----- INPUT RECORDS -----
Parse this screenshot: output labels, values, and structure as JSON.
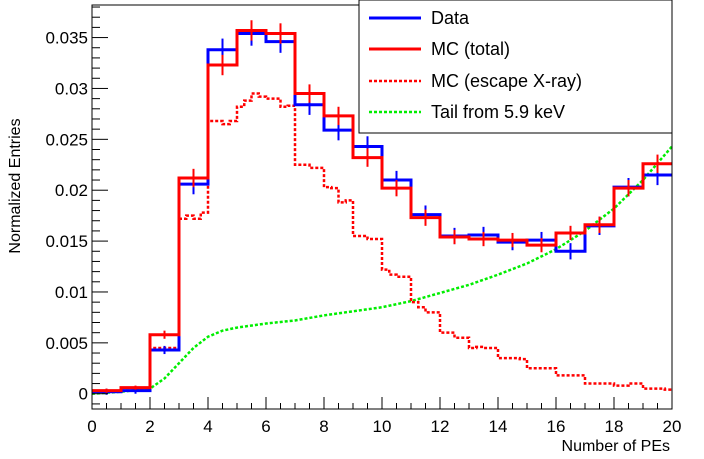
{
  "chart_data": {
    "type": "line",
    "xlabel": "Number of PEs",
    "ylabel": "Normalized Entries",
    "xlim": [
      0,
      20
    ],
    "ylim": [
      -0.0015,
      0.0382
    ],
    "x_ticks": [
      0,
      2,
      4,
      6,
      8,
      10,
      12,
      14,
      16,
      18,
      20
    ],
    "x_tick_labels": [
      "0",
      "2",
      "4",
      "6",
      "8",
      "10",
      "12",
      "14",
      "16",
      "18",
      "20"
    ],
    "y_ticks": [
      0,
      0.005,
      0.01,
      0.015,
      0.02,
      0.025,
      0.03,
      0.035
    ],
    "y_tick_labels": [
      "0",
      "0.005",
      "0.01",
      "0.015",
      "0.02",
      "0.025",
      "0.03",
      "0.035"
    ],
    "grid": false,
    "legend_position": "top-right",
    "bin_edges": [
      0,
      1,
      2,
      3,
      4,
      5,
      6,
      7,
      8,
      9,
      10,
      11,
      12,
      13,
      14,
      15,
      16,
      17,
      18,
      19,
      20
    ],
    "series": [
      {
        "name": "Data",
        "color": "#0000ff",
        "style": "hist-errorbars",
        "values": [
          0.0002,
          0.0003,
          0.0043,
          0.0206,
          0.0338,
          0.0354,
          0.0346,
          0.0284,
          0.0259,
          0.0243,
          0.021,
          0.0176,
          0.0155,
          0.0156,
          0.0149,
          0.0151,
          0.014,
          0.0165,
          0.0203,
          0.0215
        ],
        "errors": [
          0.0003,
          0.0003,
          0.0004,
          0.001,
          0.0011,
          0.0012,
          0.0011,
          0.001,
          0.001,
          0.001,
          0.0009,
          0.0009,
          0.0008,
          0.0008,
          0.0008,
          0.0008,
          0.0008,
          0.0009,
          0.0009,
          0.001
        ]
      },
      {
        "name": "MC (total)",
        "color": "#ff0000",
        "style": "hist-solid",
        "values": [
          0.0003,
          0.0006,
          0.0058,
          0.0212,
          0.0323,
          0.0357,
          0.0354,
          0.0295,
          0.0273,
          0.0232,
          0.0202,
          0.0173,
          0.0154,
          0.0152,
          0.0151,
          0.0146,
          0.0158,
          0.0166,
          0.0202,
          0.0226
        ],
        "errors": [
          0.0002,
          0.0002,
          0.0004,
          0.0009,
          0.001,
          0.001,
          0.001,
          0.0009,
          0.0009,
          0.0009,
          0.0008,
          0.0008,
          0.0007,
          0.0007,
          0.0007,
          0.0007,
          0.0007,
          0.0008,
          0.0008,
          0.0009
        ]
      },
      {
        "name": "MC (escape X-ray)",
        "color": "#ff0000",
        "style": "hist-dotted",
        "x": [
          0,
          0.5,
          1,
          1.5,
          2,
          2.5,
          3,
          3.25,
          3.5,
          3.75,
          4,
          4.25,
          4.5,
          4.75,
          5,
          5.25,
          5.5,
          5.75,
          6,
          6.25,
          6.5,
          6.75,
          7,
          7.25,
          7.5,
          7.75,
          8,
          8.25,
          8.5,
          8.75,
          9,
          9.25,
          9.5,
          9.75,
          10,
          10.25,
          10.5,
          10.75,
          11,
          11.25,
          11.5,
          11.75,
          12,
          12.25,
          12.5,
          12.75,
          13,
          13.25,
          13.5,
          13.75,
          14,
          14.25,
          14.5,
          14.75,
          15,
          15.25,
          15.5,
          15.75,
          16,
          16.25,
          16.5,
          16.75,
          17,
          17.25,
          17.5,
          17.75,
          18,
          18.25,
          18.5,
          18.75,
          19,
          19.25,
          19.5,
          19.75
        ],
        "values": [
          0.0002,
          0.0002,
          0.0003,
          0.0004,
          0.0045,
          0.0045,
          0.0172,
          0.0175,
          0.0172,
          0.0178,
          0.0268,
          0.0268,
          0.0265,
          0.0268,
          0.0282,
          0.0288,
          0.0295,
          0.0292,
          0.029,
          0.029,
          0.0282,
          0.0283,
          0.0225,
          0.0225,
          0.0222,
          0.0222,
          0.0203,
          0.0202,
          0.0188,
          0.019,
          0.0155,
          0.0155,
          0.0152,
          0.0152,
          0.0122,
          0.0117,
          0.0115,
          0.0115,
          0.009,
          0.0085,
          0.008,
          0.008,
          0.006,
          0.006,
          0.0055,
          0.0055,
          0.0045,
          0.0046,
          0.0045,
          0.0045,
          0.0035,
          0.0035,
          0.0035,
          0.0034,
          0.0025,
          0.0025,
          0.0025,
          0.0025,
          0.0018,
          0.0018,
          0.0018,
          0.0018,
          0.001,
          0.001,
          0.001,
          0.001,
          0.0008,
          0.0008,
          0.001,
          0.001,
          0.0005,
          0.0005,
          0.0005,
          0.0004
        ]
      },
      {
        "name": "Tail from 5.9 keV",
        "color": "#00ee00",
        "style": "line-dotted",
        "x": [
          0,
          1,
          2,
          2.5,
          3,
          3.5,
          4,
          4.5,
          5,
          6,
          7,
          8,
          9,
          10,
          11,
          12,
          13,
          14,
          15,
          16,
          17,
          18,
          19,
          20
        ],
        "values": [
          0.0,
          0.0002,
          0.0005,
          0.0015,
          0.003,
          0.0045,
          0.0056,
          0.0062,
          0.0065,
          0.0069,
          0.0072,
          0.0077,
          0.0081,
          0.0085,
          0.0091,
          0.0099,
          0.0107,
          0.0117,
          0.0128,
          0.0142,
          0.016,
          0.0182,
          0.021,
          0.0243
        ]
      }
    ]
  }
}
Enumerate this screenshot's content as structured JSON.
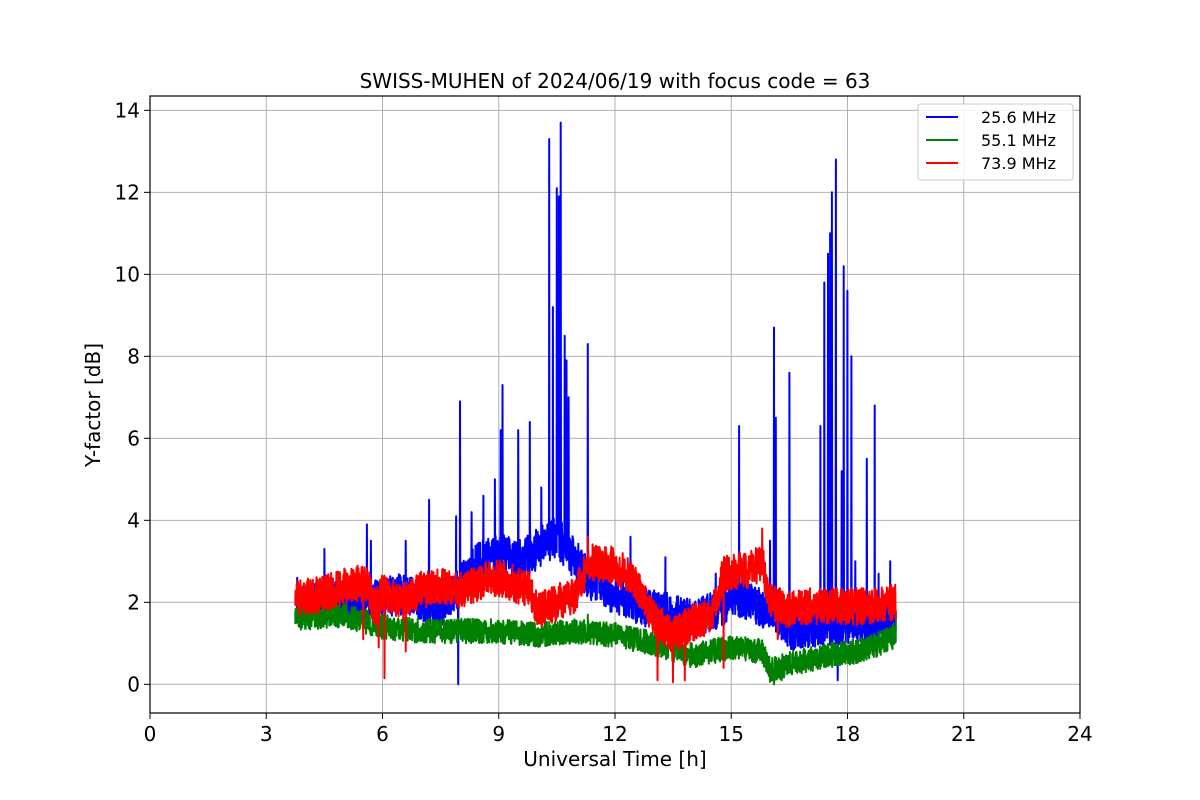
{
  "chart_data": {
    "type": "line",
    "title": "SWISS-MUHEN of 2024/06/19 with focus code = 63",
    "xlabel": "Universal Time [h]",
    "ylabel": "Y-factor [dB]",
    "xlim": [
      0,
      24
    ],
    "ylim": [
      -0.7,
      14.35
    ],
    "x_ticks": [
      0,
      3,
      6,
      9,
      12,
      15,
      18,
      21,
      24
    ],
    "y_ticks": [
      0,
      2,
      4,
      6,
      8,
      10,
      12,
      14
    ],
    "grid": true,
    "legend_position": "top-right",
    "series": [
      {
        "name": "25.6 MHz",
        "color": "#0000ff",
        "base": [
          [
            3.75,
            2.0
          ],
          [
            4.5,
            2.0
          ],
          [
            5.5,
            2.0
          ],
          [
            6.5,
            2.2
          ],
          [
            7.5,
            1.9
          ],
          [
            8.0,
            2.4
          ],
          [
            8.5,
            3.0
          ],
          [
            9.0,
            3.2
          ],
          [
            9.5,
            3.0
          ],
          [
            10.0,
            3.3
          ],
          [
            10.5,
            3.6
          ],
          [
            11.0,
            3.0
          ],
          [
            11.3,
            2.6
          ],
          [
            12.0,
            2.2
          ],
          [
            13.0,
            1.8
          ],
          [
            14.0,
            1.6
          ],
          [
            14.8,
            1.9
          ],
          [
            15.0,
            2.2
          ],
          [
            15.5,
            2.0
          ],
          [
            16.0,
            1.8
          ],
          [
            16.5,
            1.3
          ],
          [
            17.0,
            1.4
          ],
          [
            18.0,
            1.5
          ],
          [
            19.0,
            1.5
          ],
          [
            19.25,
            1.6
          ]
        ],
        "noise": 0.5,
        "spikes": [
          [
            3.8,
            2.6
          ],
          [
            4.3,
            2.6
          ],
          [
            4.5,
            3.3
          ],
          [
            5.6,
            3.9
          ],
          [
            5.7,
            3.5
          ],
          [
            6.6,
            3.5
          ],
          [
            7.2,
            4.5
          ],
          [
            7.9,
            4.1
          ],
          [
            7.95,
            0.0
          ],
          [
            8.0,
            6.9
          ],
          [
            8.3,
            4.2
          ],
          [
            8.6,
            4.6
          ],
          [
            8.9,
            5.0
          ],
          [
            9.05,
            6.2
          ],
          [
            9.1,
            7.3
          ],
          [
            9.5,
            6.2
          ],
          [
            9.8,
            6.4
          ],
          [
            10.1,
            4.8
          ],
          [
            10.3,
            13.3
          ],
          [
            10.4,
            9.2
          ],
          [
            10.5,
            12.1
          ],
          [
            10.55,
            11.9
          ],
          [
            10.6,
            13.7
          ],
          [
            10.7,
            8.5
          ],
          [
            10.75,
            7.9
          ],
          [
            10.8,
            7.0
          ],
          [
            11.3,
            8.3
          ],
          [
            12.4,
            3.6
          ],
          [
            13.3,
            3.1
          ],
          [
            14.6,
            2.7
          ],
          [
            15.2,
            6.3
          ],
          [
            16.0,
            3.5
          ],
          [
            16.1,
            8.7
          ],
          [
            16.15,
            6.5
          ],
          [
            16.5,
            7.6
          ],
          [
            17.3,
            6.3
          ],
          [
            17.4,
            9.8
          ],
          [
            17.5,
            10.5
          ],
          [
            17.55,
            11.0
          ],
          [
            17.6,
            12.0
          ],
          [
            17.7,
            12.8
          ],
          [
            17.75,
            0.1
          ],
          [
            17.85,
            5.2
          ],
          [
            17.9,
            10.2
          ],
          [
            18.0,
            9.6
          ],
          [
            18.1,
            8.0
          ],
          [
            18.2,
            3.0
          ],
          [
            18.5,
            5.5
          ],
          [
            18.7,
            6.8
          ],
          [
            18.8,
            2.7
          ],
          [
            19.1,
            3.0
          ]
        ]
      },
      {
        "name": "55.1 MHz",
        "color": "#008000",
        "base": [
          [
            3.75,
            1.6
          ],
          [
            5.0,
            1.7
          ],
          [
            6.0,
            1.4
          ],
          [
            7.0,
            1.3
          ],
          [
            8.0,
            1.3
          ],
          [
            9.0,
            1.3
          ],
          [
            10.0,
            1.2
          ],
          [
            11.0,
            1.3
          ],
          [
            12.0,
            1.2
          ],
          [
            13.0,
            1.0
          ],
          [
            14.0,
            0.7
          ],
          [
            15.0,
            0.9
          ],
          [
            15.8,
            0.8
          ],
          [
            16.0,
            0.35
          ],
          [
            16.5,
            0.5
          ],
          [
            17.5,
            0.7
          ],
          [
            18.5,
            0.85
          ],
          [
            19.25,
            1.2
          ]
        ],
        "noise": 0.3,
        "spikes": [
          [
            5.0,
            2.0
          ],
          [
            6.2,
            1.6
          ],
          [
            7.2,
            1.6
          ],
          [
            9.0,
            1.5
          ],
          [
            11.3,
            1.7
          ],
          [
            16.1,
            0.0
          ],
          [
            16.3,
            0.1
          ],
          [
            19.25,
            1.8
          ]
        ]
      },
      {
        "name": "73.9 MHz",
        "color": "#ff0000",
        "base": [
          [
            3.75,
            2.1
          ],
          [
            4.5,
            2.2
          ],
          [
            5.0,
            2.4
          ],
          [
            5.6,
            2.5
          ],
          [
            5.8,
            1.8
          ],
          [
            6.0,
            2.3
          ],
          [
            6.5,
            2.0
          ],
          [
            7.0,
            2.3
          ],
          [
            7.5,
            2.4
          ],
          [
            8.0,
            2.3
          ],
          [
            8.5,
            2.5
          ],
          [
            9.0,
            2.6
          ],
          [
            9.5,
            2.4
          ],
          [
            9.8,
            2.3
          ],
          [
            10.0,
            1.8
          ],
          [
            10.5,
            2.0
          ],
          [
            11.0,
            2.2
          ],
          [
            11.3,
            3.0
          ],
          [
            12.0,
            2.9
          ],
          [
            12.5,
            2.5
          ],
          [
            13.0,
            1.6
          ],
          [
            13.5,
            1.2
          ],
          [
            14.0,
            1.5
          ],
          [
            14.5,
            1.7
          ],
          [
            14.8,
            2.7
          ],
          [
            15.5,
            2.8
          ],
          [
            15.8,
            3.0
          ],
          [
            16.0,
            2.0
          ],
          [
            16.5,
            1.8
          ],
          [
            17.0,
            1.9
          ],
          [
            18.0,
            1.9
          ],
          [
            18.5,
            1.9
          ],
          [
            19.25,
            2.0
          ]
        ],
        "noise": 0.45,
        "spikes": [
          [
            5.5,
            1.1
          ],
          [
            5.9,
            0.9
          ],
          [
            6.05,
            0.15
          ],
          [
            6.6,
            0.8
          ],
          [
            11.3,
            3.6
          ],
          [
            12.2,
            3.2
          ],
          [
            13.1,
            0.1
          ],
          [
            13.5,
            0.05
          ],
          [
            13.8,
            0.1
          ],
          [
            14.8,
            0.4
          ],
          [
            15.8,
            3.8
          ],
          [
            16.2,
            1.1
          ]
        ]
      }
    ]
  }
}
-----
_TASK DIRECTIONS_. Working from the listing above, pick out every line that has "JSON" and copy it.

_COMPLETE RESPONSE_.
Parse this screenshot: output labels, values, and structure as JSON.
Enumerate this screenshot's content as structured JSON.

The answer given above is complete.